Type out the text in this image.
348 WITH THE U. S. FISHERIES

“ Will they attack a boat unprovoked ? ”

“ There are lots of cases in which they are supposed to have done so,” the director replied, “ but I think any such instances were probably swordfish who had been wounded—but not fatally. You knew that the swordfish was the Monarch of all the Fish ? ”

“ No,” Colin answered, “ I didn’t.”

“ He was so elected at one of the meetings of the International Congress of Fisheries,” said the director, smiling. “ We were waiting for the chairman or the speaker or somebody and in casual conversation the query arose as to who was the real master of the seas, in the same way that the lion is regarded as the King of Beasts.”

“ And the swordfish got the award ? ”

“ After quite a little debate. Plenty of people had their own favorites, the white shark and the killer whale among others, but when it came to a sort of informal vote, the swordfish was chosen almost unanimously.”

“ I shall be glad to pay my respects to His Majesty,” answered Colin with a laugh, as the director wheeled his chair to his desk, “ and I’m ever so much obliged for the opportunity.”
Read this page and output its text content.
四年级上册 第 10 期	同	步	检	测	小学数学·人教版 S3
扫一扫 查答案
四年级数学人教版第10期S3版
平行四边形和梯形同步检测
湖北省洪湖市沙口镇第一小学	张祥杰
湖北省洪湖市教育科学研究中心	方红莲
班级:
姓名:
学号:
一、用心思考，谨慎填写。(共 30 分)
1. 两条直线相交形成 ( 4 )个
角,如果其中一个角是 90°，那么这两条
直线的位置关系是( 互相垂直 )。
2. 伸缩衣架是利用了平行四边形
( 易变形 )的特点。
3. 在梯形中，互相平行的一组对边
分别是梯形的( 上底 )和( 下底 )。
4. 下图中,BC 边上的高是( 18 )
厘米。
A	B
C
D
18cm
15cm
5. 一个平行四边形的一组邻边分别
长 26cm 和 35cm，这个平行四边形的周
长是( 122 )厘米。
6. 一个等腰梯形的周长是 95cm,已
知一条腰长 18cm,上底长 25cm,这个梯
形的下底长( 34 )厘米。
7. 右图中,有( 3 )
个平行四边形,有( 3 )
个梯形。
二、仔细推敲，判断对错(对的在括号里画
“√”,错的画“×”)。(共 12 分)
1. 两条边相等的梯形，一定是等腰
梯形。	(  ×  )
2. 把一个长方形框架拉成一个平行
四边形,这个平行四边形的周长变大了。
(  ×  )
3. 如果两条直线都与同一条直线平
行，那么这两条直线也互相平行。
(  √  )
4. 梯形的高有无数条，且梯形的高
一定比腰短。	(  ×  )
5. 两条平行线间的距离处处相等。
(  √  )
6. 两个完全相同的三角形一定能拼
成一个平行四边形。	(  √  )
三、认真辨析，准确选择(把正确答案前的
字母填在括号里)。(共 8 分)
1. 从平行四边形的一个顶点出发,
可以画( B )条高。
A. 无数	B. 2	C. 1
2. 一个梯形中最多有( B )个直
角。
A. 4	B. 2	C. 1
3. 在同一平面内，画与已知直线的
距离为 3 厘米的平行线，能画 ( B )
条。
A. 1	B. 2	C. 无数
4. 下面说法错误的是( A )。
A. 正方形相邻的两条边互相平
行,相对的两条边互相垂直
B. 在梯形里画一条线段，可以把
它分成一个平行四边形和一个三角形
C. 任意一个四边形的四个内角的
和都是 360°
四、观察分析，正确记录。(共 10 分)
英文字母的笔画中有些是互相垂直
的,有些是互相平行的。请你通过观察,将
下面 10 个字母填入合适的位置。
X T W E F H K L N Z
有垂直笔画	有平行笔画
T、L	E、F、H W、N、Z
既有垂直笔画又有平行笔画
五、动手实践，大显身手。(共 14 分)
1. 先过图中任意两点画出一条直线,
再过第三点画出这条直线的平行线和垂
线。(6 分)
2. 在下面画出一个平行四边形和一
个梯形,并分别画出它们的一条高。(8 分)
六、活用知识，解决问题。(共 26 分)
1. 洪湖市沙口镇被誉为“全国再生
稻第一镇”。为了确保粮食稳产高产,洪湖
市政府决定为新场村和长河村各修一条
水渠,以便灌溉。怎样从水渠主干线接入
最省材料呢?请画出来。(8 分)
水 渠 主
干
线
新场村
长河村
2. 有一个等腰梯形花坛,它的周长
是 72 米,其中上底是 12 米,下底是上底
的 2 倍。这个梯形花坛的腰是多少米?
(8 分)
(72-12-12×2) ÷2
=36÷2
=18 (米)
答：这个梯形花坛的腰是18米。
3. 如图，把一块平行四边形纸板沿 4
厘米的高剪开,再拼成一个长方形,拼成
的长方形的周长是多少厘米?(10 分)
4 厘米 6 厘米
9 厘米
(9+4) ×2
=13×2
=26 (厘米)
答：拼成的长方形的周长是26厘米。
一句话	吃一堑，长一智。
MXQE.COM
___
● What to work on: Copy down every line of the material above that includes the string "answered".

● Solution:
“ No,” Colin answered, “ I didn’t.”
“ I shall be glad to pay my respects to His Majesty,” answered Colin with a laugh, as the director wheeled his chair to his desk, “ and I’m ever so much obliged for the opportunity.”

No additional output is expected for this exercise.